> _What is required_
Each record below should be repeated precisely as written.

> _Given records_

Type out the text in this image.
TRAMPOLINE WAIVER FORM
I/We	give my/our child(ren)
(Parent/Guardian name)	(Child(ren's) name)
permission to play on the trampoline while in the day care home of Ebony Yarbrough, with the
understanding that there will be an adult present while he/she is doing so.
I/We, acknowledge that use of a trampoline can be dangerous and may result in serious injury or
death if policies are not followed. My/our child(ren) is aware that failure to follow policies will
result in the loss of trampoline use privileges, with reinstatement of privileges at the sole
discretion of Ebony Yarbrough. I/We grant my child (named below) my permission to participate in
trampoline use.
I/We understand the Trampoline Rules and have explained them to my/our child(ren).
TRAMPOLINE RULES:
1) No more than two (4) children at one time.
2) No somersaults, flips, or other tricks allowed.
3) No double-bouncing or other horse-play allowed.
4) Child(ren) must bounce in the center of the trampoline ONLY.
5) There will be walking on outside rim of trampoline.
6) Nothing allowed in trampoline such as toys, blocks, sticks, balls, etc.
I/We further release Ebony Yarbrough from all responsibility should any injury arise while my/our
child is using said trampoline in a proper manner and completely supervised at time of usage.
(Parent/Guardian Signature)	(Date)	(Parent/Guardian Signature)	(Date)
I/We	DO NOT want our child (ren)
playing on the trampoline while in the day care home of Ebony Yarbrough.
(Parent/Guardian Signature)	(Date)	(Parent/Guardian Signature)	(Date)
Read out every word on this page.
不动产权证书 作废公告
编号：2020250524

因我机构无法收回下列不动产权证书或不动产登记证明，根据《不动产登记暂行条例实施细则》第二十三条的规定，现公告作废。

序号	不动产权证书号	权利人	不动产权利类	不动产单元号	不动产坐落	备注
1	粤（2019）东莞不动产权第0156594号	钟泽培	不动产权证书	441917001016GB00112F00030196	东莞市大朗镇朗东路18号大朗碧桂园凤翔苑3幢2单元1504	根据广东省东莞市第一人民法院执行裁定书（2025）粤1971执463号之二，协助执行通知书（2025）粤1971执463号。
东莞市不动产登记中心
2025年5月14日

> _Exercise output_
Type out the text in this image.
TRAMPOLINE WAIVER FORM
I/We	give my/our child(ren)
(Parent/Guardian name)	(Child(ren's) name)
permission to play on the trampoline while in the day care home of Ebony Yarbrough, with the
understanding that there will be an adult present while he/she is doing so.
I/We, acknowledge that use of a trampoline can be dangerous and may result in serious injury or
death if policies are not followed. My/our child(ren) is aware that failure to follow policies will
result in the loss of trampoline use privileges, with reinstatement of privileges at the sole
discretion of Ebony Yarbrough. I/We grant my child (named below) my permission to participate in
trampoline use.
I/We understand the Trampoline Rules and have explained them to my/our child(ren).
TRAMPOLINE RULES:
1) No more than two (4) children at one time.
2) No somersaults, flips, or other tricks allowed.
3) No double-bouncing or other horse-play allowed.
4) Child(ren) must bounce in the center of the trampoline ONLY.
5) There will be walking on outside rim of trampoline.
6) Nothing allowed in trampoline such as toys, blocks, sticks, balls, etc.
I/We further release Ebony Yarbrough from all responsibility should any injury arise while my/our
child is using said trampoline in a proper manner and completely supervised at time of usage.
(Parent/Guardian Signature)	(Date)	(Parent/Guardian Signature)	(Date)
I/We	DO NOT want our child (ren)
playing on the trampoline while in the day care home of Ebony Yarbrough.
(Parent/Guardian Signature)	(Date)	(Parent/Guardian Signature)	(Date)
Read out every word on this page.
不动产权证书 作废公告
编号：2020250524

因我机构无法收回下列不动产权证书或不动产登记证明，根据《不动产登记暂行条例实施细则》第二十三条的规定，现公告作废。

序号	不动产权证书号	权利人	不动产权利类	不动产单元号	不动产坐落	备注
1	粤（2019）东莞不动产权第0156594号	钟泽培	不动产权证书	441917001016GB00112F00030196	东莞市大朗镇朗东路18号大朗碧桂园凤翔苑3幢2单元1504	根据广东省东莞市第一人民法院执行裁定书（2025）粤1971执463号之二，协助执行通知书（2025）粤1971执463号。
东莞市不动产登记中心
2025年5月14日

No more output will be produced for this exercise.